To do.
Each line below that contains "accionar" counts once; report the total and nothing more.

(Extracted records)
§

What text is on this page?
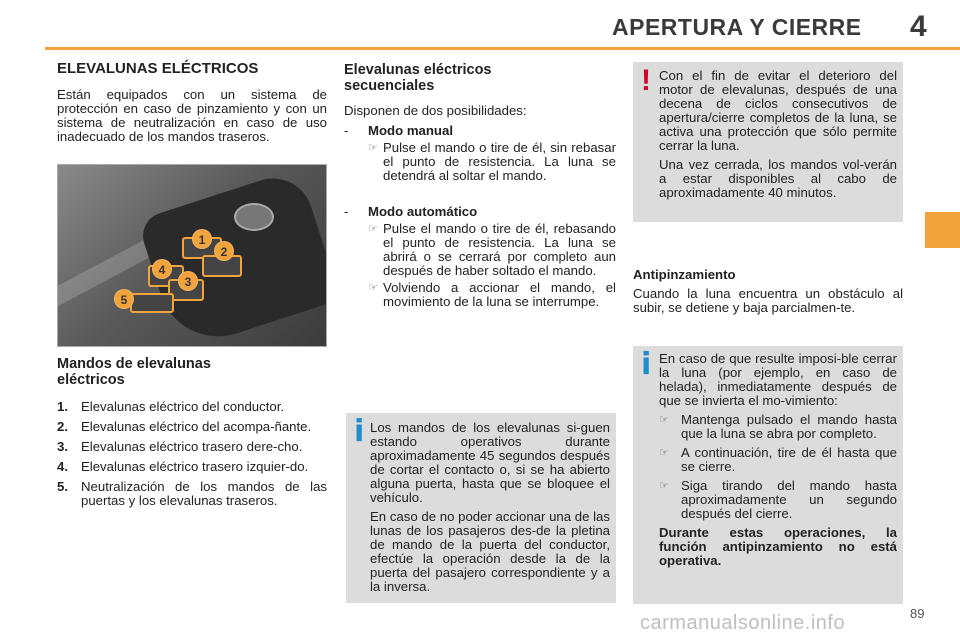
APERTURA Y CIERRE 4
ELEVALUNAS ELÉCTRICOS

Están equipados con un sistema de protección en caso de pinzamiento y con un sistema de neutralización en caso de uso inadecuado de los mandos traseros.

1
2
3
4
5
Mandos de elevalunas eléctricos
1. Elevalunas eléctrico del conductor.
2. Elevalunas eléctrico del acompa-ñante.
3. Elevalunas eléctrico trasero dere-cho.
4. Elevalunas eléctrico trasero izquier-do.
5. Neutralización de los mandos de las puertas y los elevalunas traseros.
Elevalunas eléctricos secuenciales

Disponen de dos posibilidades:

- Modo manual
☞ Pulse el mando o tire de él, sin rebasar el punto de resistencia. La luna se detendrá al soltar el mando.
- Modo automático
☞ Pulse el mando o tire de él, rebasando el punto de resistencia. La luna se abrirá o se cerrará por completo aun después de haber soltado el mando.
☞ Volviendo a accionar el mando, el movimiento de la luna se interrumpe.
i Los mandos de los elevalunas si-guen estando operativos durante aproximadamente 45 segundos después de cortar el contacto o, si se ha abierto alguna puerta, hasta que se bloquee el vehículo.

En caso de no poder accionar una de las lunas de los pasajeros des-de la pletina de mando de la puerta del conductor, efectúe la operación desde la de la puerta del pasajero correspondiente y a la inversa.

! Con el fin de evitar el deterioro del motor de elevalunas, después de una decena de ciclos consecutivos de apertura/cierre completos de la luna, se activa una protección que sólo permite cerrar la luna.

Una vez cerrada, los mandos vol-verán a estar disponibles al cabo de aproximadamente 40 minutos.

Antipinzamiento

Cuando la luna encuentra un obstáculo al subir, se detiene y baja parcialmen-te.

i En caso de que resulte imposi-ble cerrar la luna (por ejemplo, en caso de helada), inmediatamente después de que se invierta el mo-vimiento:

☞ Mantenga pulsado el mando hasta que la luna se abra por completo.
☞ A continuación, tire de él hasta que se cierre.
☞ Siga tirando del mando hasta aproximadamente un segundo después del cierre.

Durante estas operaciones, la función antipinzamiento no está operativa.

89
carmanualsonline.info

§

Output for this task.
2